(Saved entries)
***

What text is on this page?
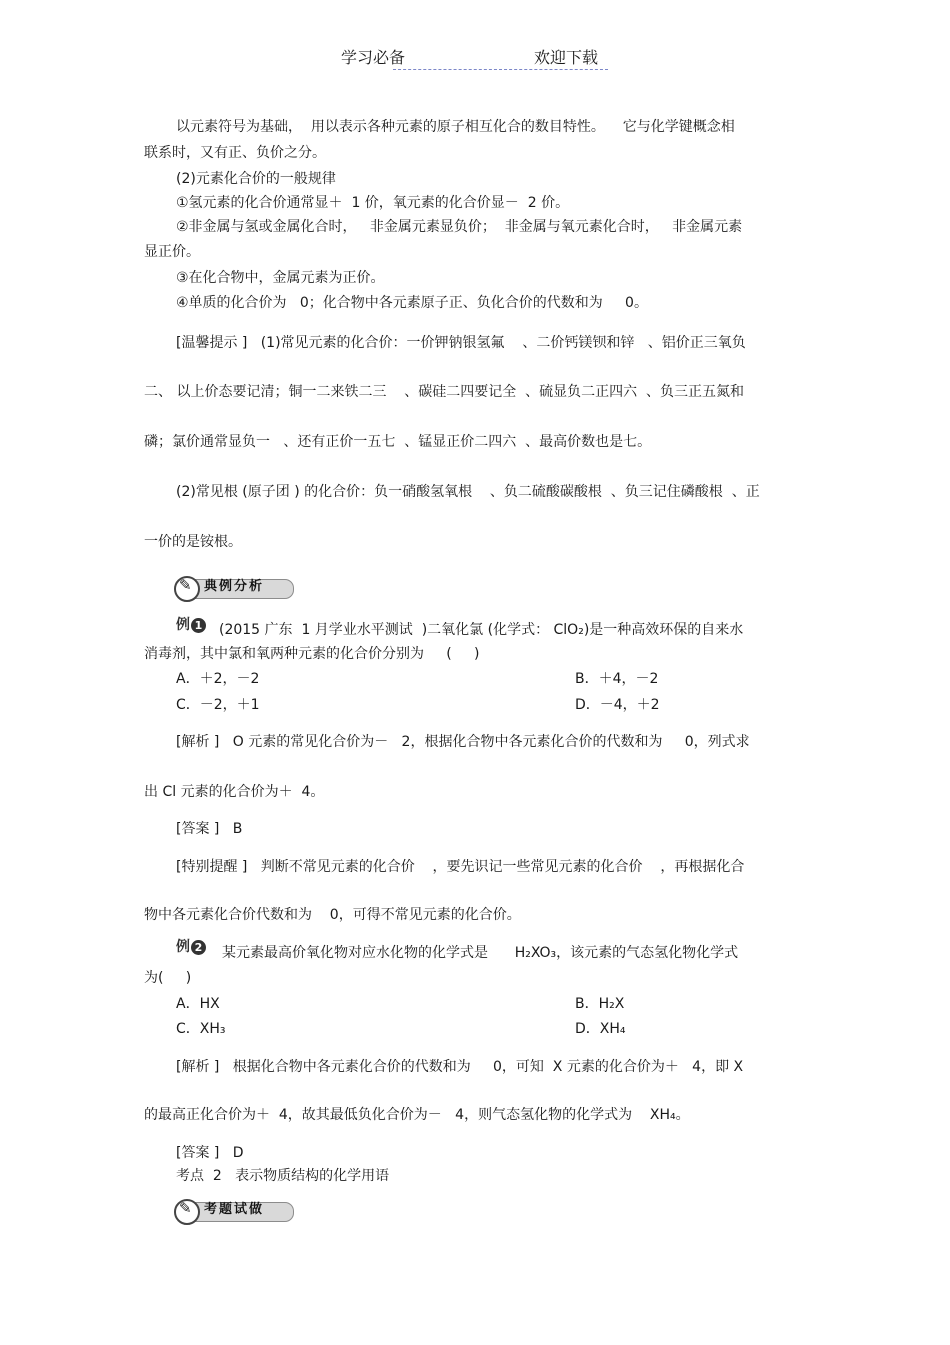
学习必备	欢迎下载
以元素符号为基础，  用以表示各种元素的原子相互化合的数目特性。    它与化学键概念相
联系时，又有正、负价之分。
(2)元素化合价的一般规律
①氢元素的化合价通常显＋  1 价，氧元素的化合价显－  2 价。
②非金属与氢或金属化合时，   非金属元素显负价；  非金属与氧元素化合时，   非金属元素
显正价。
③在化合物中，金属元素为正价。
④单质的化合价为   0；化合物中各元素原子正、负化合价的代数和为     0。
[温馨提示 ]   (1)常见元素的化合价：一价钾钠银氢氟    、二价钙镁钡和锌   、铝价正三氧负
二、 以上价态要记清；铜一二来铁二三    、碳硅二四要记全  、硫显负二正四六  、负三正五氮和
磷；氯价通常显负一   、还有正价一五七  、锰显正价二四六  、最高价数也是七。
(2)常见根 (原子团 ) 的化合价：负一硝酸氢氧根    、负二硫酸碳酸根  、负三记住磷酸根  、正
一价的是铵根。
✎ 典例分析
例 1 (2015 广东  1 月学业水平测试  )二氧化氯 (化学式： ClO₂)是一种高效环保的自来水
消毒剂，其中氯和氧两种元素的化合价分别为     (     )
A．＋2，－2	B．＋4，－2
C．－2，＋1	D．－4，＋2
[解析 ]   O 元素的常见化合价为－   2，根据化合物中各元素化合价的代数和为     0，列式求
出 Cl 元素的化合价为＋  4。
[答案 ]   B
[特别提醒 ]   判断不常见元素的化合价    ，要先识记一些常见元素的化合价    ，再根据化合
物中各元素化合价代数和为    0，可得不常见元素的化合价。
例 2 某元素最高价氧化物对应水化物的化学式是      H₂XO₃，该元素的气态氢化物化学式
为(     )
A．HX	B．H₂X
C．XH₃	D．XH₄
[解析 ]   根据化合物中各元素化合价的代数和为     0，可知  X 元素的化合价为＋   4，即 X
的最高正化合价为＋  4，故其最低负化合价为－   4，则气态氢化物的化学式为    XH₄。
[答案 ]   D
考点  2   表示物质结构的化学用语
✎ 考题试做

***

__SHORT TASK__. Transcribe the listing above verbatim. Omit the pictures.

__THE REPLY__.
What text is on this page?
学习必备	欢迎下载
以元素符号为基础，  用以表示各种元素的原子相互化合的数目特性。    它与化学键概念相
联系时，又有正、负价之分。
(2)元素化合价的一般规律
①氢元素的化合价通常显＋  1 价，氧元素的化合价显－  2 价。
②非金属与氢或金属化合时，   非金属元素显负价；  非金属与氧元素化合时，   非金属元素
显正价。
③在化合物中，金属元素为正价。
④单质的化合价为   0；化合物中各元素原子正、负化合价的代数和为     0。
[温馨提示 ]   (1)常见元素的化合价：一价钾钠银氢氟    、二价钙镁钡和锌   、铝价正三氧负
二、 以上价态要记清；铜一二来铁二三    、碳硅二四要记全  、硫显负二正四六  、负三正五氮和
磷；氯价通常显负一   、还有正价一五七  、锰显正价二四六  、最高价数也是七。
(2)常见根 (原子团 ) 的化合价：负一硝酸氢氧根    、负二硫酸碳酸根  、负三记住磷酸根  、正
一价的是铵根。
✎ 典例分析
例 1 (2015 广东  1 月学业水平测试  )二氧化氯 (化学式： ClO₂)是一种高效环保的自来水
消毒剂，其中氯和氧两种元素的化合价分别为     (     )
A．＋2，－2	B．＋4，－2
C．－2，＋1	D．－4，＋2
[解析 ]   O 元素的常见化合价为－   2，根据化合物中各元素化合价的代数和为     0，列式求
出 Cl 元素的化合价为＋  4。
[答案 ]   B
[特别提醒 ]   判断不常见元素的化合价    ，要先识记一些常见元素的化合价    ，再根据化合
物中各元素化合价代数和为    0，可得不常见元素的化合价。
例 2 某元素最高价氧化物对应水化物的化学式是      H₂XO₃，该元素的气态氢化物化学式
为(     )
A．HX	B．H₂X
C．XH₃	D．XH₄
[解析 ]   根据化合物中各元素化合价的代数和为     0，可知  X 元素的化合价为＋   4，即 X
的最高正化合价为＋  4，故其最低负化合价为－   4，则气态氢化物的化学式为    XH₄。
[答案 ]   D
考点  2   表示物质结构的化学用语
✎ 考题试做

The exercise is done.